*What is asked*. Copy each record exactly as it reads, leaving out any pictures it holds.

*Input for this task*.

----

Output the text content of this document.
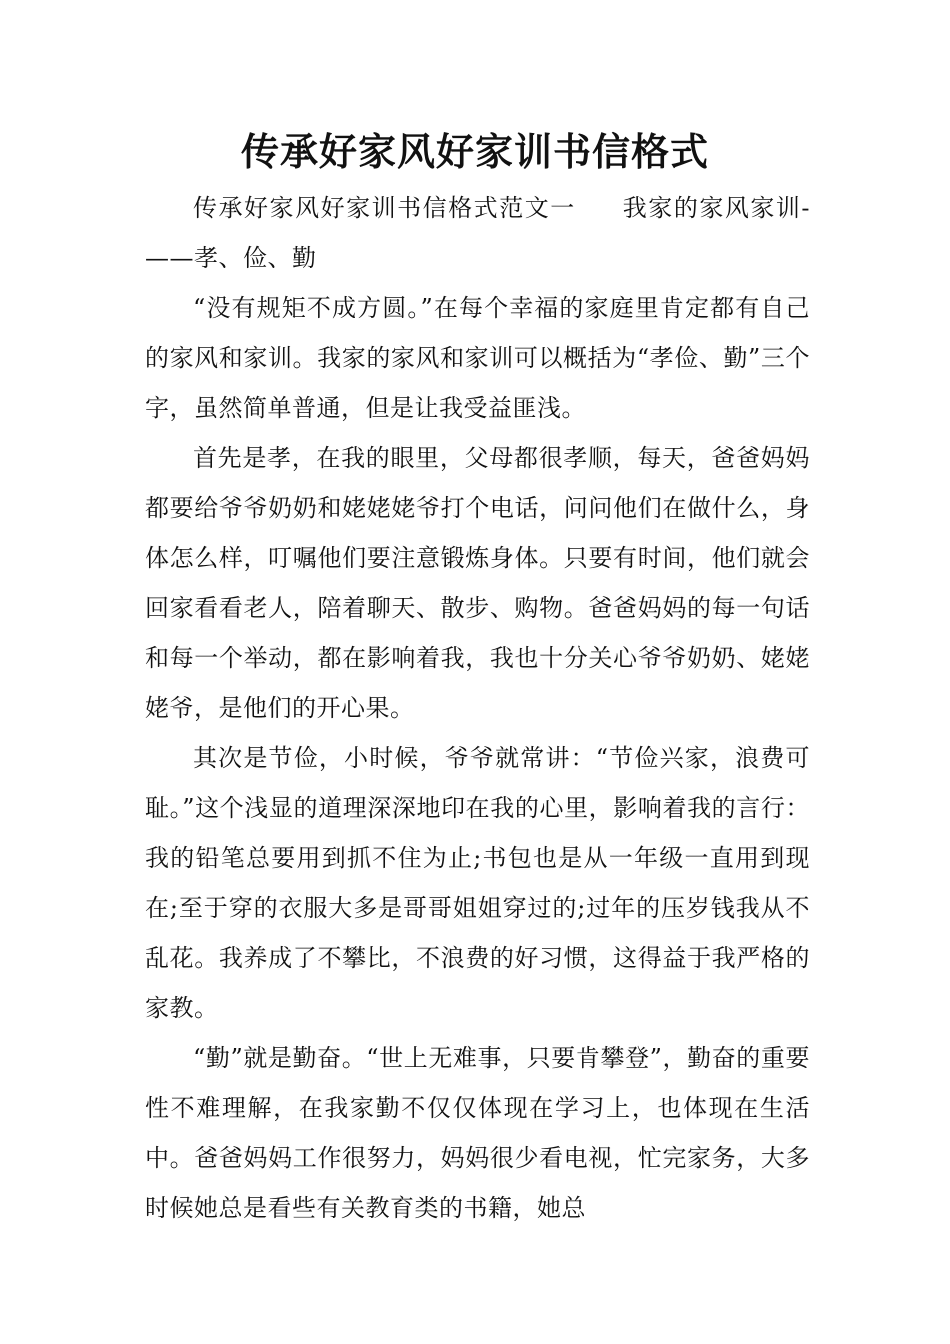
传承好家风好家训书信格式

传承好家风好家训书信格式范文一 我家的家风家训-——孝、俭、勤

“没有规矩不成方圆。”在每个幸福的家庭里肯定都有自己的家风和家训。我家的家风和家训可以概括为“孝俭、勤”三个字，虽然简单普通，但是让我受益匪浅。

首先是孝，在我的眼里，父母都很孝顺，每天，爸爸妈妈都要给爷爷奶奶和姥姥姥爷打个电话，问问他们在做什么，身体怎么样，叮嘱他们要注意锻炼身体。只要有时间，他们就会回家看看老人，陪着聊天、散步、购物。爸爸妈妈的每一句话和每一个举动，都在影响着我，我也十分关心爷爷奶奶、姥姥姥爷，是他们的开心果。

其次是节俭，小时候，爷爷就常讲：“节俭兴家，浪费可耻。”这个浅显的道理深深地印在我的心里，影响着我的言行：我的铅笔总要用到抓不住为止;书包也是从一年级一直用到现在;至于穿的衣服大多是哥哥姐姐穿过的;过年的压岁钱我从不乱花。我养成了不攀比，不浪费的好习惯，这得益于我严格的家教。

“勤”就是勤奋。“世上无难事，只要肯攀登”，勤奋的重要性不难理解，在我家勤不仅仅体现在学习上，也体现在生活中。爸爸妈妈工作很努力，妈妈很少看电视，忙完家务，大多时候她总是看些有关教育类的书籍，她总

----

*Worked solution*.
Output the text content of this document.
传承好家风好家训书信格式

传承好家风好家训书信格式范文一 我家的家风家训-——孝、俭、勤

“没有规矩不成方圆。”在每个幸福的家庭里肯定都有自己的家风和家训。我家的家风和家训可以概括为“孝俭、勤”三个字，虽然简单普通，但是让我受益匪浅。

首先是孝，在我的眼里，父母都很孝顺，每天，爸爸妈妈都要给爷爷奶奶和姥姥姥爷打个电话，问问他们在做什么，身体怎么样，叮嘱他们要注意锻炼身体。只要有时间，他们就会回家看看老人，陪着聊天、散步、购物。爸爸妈妈的每一句话和每一个举动，都在影响着我，我也十分关心爷爷奶奶、姥姥姥爷，是他们的开心果。

其次是节俭，小时候，爷爷就常讲：“节俭兴家，浪费可耻。”这个浅显的道理深深地印在我的心里，影响着我的言行：我的铅笔总要用到抓不住为止;书包也是从一年级一直用到现在;至于穿的衣服大多是哥哥姐姐穿过的;过年的压岁钱我从不乱花。我养成了不攀比，不浪费的好习惯，这得益于我严格的家教。

“勤”就是勤奋。“世上无难事，只要肯攀登”，勤奋的重要性不难理解，在我家勤不仅仅体现在学习上，也体现在生活中。爸爸妈妈工作很努力，妈妈很少看电视，忙完家务，大多时候她总是看些有关教育类的书籍，她总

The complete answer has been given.